__Objective__. Show every line below where "permanent" can be found.

__Exercise data__.
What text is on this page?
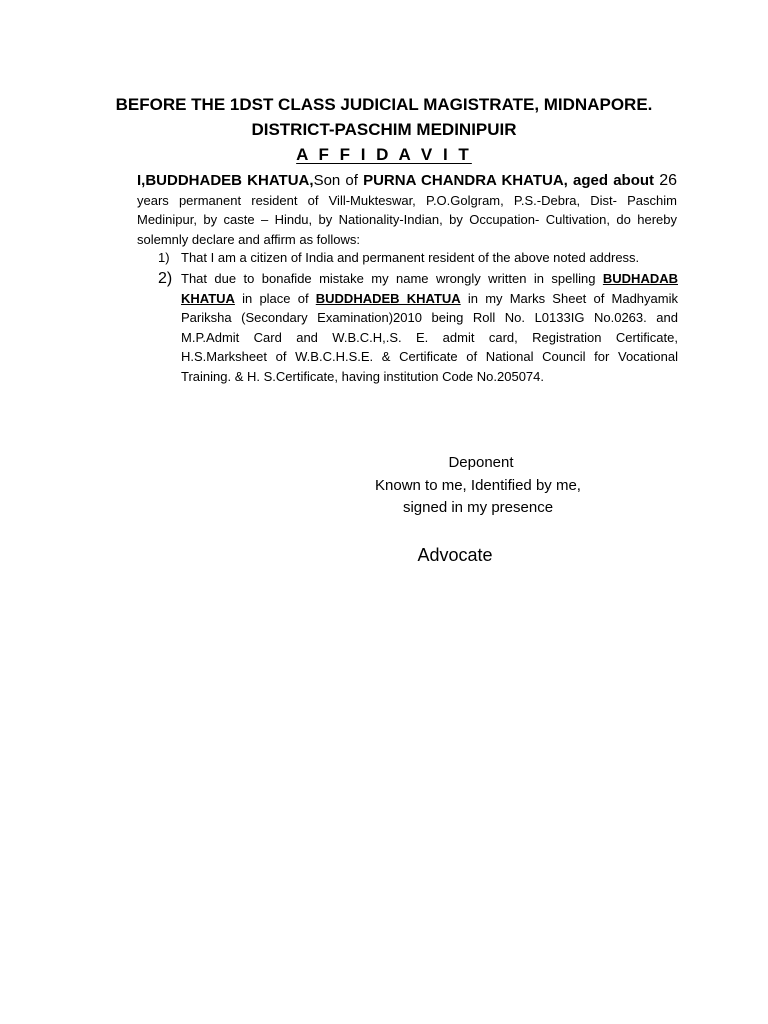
BEFORE THE 1DST CLASS JUDICIAL MAGISTRATE, MIDNAPORE.
DISTRICT-PASCHIM MEDINIPUIR
A F F I D A V I T
I,BUDDHADEB KHATUA,Son of PURNA CHANDRA KHATUA, aged about 26 years permanent resident of Vill-Mukteswar, P.O.Golgram, P.S.-Debra, Dist- Paschim Medinipur, by caste – Hindu, by Nationality-Indian, by Occupation- Cultivation, do hereby solemnly declare and affirm as follows:
1) That I am a citizen of India and permanent resident of the above noted address.
2) That due to bonafide mistake my name wrongly written in spelling BUDHADAB KHATUA in place of BUDDHADEB KHATUA in my Marks Sheet of Madhyamik Pariksha (Secondary Examination)2010 being Roll No. L0133IG No.0263. and M.P.Admit Card and W.B.C.H,.S. E. admit card, Registration Certificate, H.S.Marksheet of W.B.C.H.S.E. & Certificate of National Council for Vocational Training. & H. S.Certificate, having institution Code No.205074.
Deponent
Known to me, Identified by me,
signed in my presence
Advocate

__Task solution__.
I,BUDDHADEB KHATUA,Son of PURNA CHANDRA KHATUA, aged about 26 years permanent resident of Vill-Mukteswar, P.O.Golgram, P.S.-Debra, Dist- Paschim Medinipur, by caste – Hindu, by Nationality-Indian, by Occupation- Cultivation, do hereby solemnly declare and affirm as follows:
1) That I am a citizen of India and permanent resident of the above noted address.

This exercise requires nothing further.